Separate out the lines that hold "Unit".
## START PROVIDED DATA
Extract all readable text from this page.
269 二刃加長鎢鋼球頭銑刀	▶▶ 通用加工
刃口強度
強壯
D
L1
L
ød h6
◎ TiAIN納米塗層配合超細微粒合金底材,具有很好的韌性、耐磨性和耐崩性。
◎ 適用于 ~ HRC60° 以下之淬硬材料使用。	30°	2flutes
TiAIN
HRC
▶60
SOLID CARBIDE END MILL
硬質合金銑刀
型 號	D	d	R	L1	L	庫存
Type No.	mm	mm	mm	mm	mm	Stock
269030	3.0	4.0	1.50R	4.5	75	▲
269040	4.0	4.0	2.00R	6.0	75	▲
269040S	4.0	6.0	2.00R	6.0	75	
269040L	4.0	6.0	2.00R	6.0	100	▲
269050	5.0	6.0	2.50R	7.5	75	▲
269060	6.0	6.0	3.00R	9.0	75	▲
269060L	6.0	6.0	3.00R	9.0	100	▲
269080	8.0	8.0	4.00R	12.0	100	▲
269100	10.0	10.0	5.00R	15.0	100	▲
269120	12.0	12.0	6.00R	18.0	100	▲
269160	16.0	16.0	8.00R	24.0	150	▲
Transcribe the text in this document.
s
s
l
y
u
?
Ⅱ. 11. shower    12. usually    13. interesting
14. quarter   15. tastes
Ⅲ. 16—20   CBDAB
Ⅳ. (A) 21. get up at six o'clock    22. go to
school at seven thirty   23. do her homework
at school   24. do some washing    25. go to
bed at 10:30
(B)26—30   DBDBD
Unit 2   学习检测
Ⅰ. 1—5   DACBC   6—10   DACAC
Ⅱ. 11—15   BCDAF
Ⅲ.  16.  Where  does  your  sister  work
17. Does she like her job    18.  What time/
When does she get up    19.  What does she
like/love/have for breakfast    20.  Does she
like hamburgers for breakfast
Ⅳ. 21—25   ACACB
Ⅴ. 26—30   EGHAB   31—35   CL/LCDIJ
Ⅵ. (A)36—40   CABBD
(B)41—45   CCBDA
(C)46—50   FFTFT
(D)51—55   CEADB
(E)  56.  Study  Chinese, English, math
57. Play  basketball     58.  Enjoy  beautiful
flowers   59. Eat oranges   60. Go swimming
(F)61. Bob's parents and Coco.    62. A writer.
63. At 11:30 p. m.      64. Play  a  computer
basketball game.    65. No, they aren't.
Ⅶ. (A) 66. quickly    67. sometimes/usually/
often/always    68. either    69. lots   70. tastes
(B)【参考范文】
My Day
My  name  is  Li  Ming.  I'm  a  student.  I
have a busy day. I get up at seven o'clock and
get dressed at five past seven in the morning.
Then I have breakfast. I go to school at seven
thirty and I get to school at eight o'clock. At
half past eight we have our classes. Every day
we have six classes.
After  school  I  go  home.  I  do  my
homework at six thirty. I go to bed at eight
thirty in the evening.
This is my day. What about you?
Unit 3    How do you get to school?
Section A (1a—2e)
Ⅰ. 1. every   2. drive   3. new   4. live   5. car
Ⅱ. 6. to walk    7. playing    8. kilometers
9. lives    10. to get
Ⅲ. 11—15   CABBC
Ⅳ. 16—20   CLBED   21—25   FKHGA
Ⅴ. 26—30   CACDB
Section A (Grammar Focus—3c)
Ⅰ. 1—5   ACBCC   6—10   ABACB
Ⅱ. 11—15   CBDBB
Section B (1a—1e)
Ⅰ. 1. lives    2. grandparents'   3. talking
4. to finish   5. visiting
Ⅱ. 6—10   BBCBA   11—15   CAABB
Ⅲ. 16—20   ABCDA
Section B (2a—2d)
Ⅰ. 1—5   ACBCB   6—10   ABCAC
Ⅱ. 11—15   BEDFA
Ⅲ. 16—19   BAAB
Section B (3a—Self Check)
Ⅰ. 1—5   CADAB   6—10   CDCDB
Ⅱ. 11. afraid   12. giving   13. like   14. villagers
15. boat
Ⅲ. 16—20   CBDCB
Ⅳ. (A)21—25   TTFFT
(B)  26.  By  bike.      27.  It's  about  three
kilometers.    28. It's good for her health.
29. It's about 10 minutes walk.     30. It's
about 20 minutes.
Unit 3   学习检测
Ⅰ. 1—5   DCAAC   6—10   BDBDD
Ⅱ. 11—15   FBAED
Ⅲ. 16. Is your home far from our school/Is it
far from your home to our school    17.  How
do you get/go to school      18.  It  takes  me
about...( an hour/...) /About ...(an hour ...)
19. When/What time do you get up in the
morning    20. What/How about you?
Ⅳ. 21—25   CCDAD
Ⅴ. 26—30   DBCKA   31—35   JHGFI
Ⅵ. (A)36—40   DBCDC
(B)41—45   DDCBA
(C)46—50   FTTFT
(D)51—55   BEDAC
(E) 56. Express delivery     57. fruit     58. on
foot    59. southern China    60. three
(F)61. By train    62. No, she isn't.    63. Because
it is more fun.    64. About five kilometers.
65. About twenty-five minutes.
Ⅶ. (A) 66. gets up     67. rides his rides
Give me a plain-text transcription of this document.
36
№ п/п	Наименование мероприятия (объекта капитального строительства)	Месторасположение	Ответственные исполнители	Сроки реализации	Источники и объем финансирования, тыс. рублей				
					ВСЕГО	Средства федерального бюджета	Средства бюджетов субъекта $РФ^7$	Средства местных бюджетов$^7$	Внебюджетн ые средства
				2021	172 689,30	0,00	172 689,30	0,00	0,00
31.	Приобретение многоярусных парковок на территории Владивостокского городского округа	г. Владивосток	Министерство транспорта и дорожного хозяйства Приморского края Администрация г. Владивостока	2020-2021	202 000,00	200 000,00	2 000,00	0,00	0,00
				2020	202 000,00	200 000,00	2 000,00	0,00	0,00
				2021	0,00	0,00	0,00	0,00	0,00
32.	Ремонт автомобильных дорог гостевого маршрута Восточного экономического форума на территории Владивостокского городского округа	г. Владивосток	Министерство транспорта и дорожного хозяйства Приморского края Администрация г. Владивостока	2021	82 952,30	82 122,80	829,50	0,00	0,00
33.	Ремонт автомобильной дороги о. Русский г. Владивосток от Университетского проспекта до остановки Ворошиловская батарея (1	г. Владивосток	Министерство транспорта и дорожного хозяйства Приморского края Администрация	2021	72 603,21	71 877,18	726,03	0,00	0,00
## END PROVIDED DATA
RESPONSE BELOW
Unit 2   学习检测
Unit 3    How do you get to school?
Unit 3   学习检测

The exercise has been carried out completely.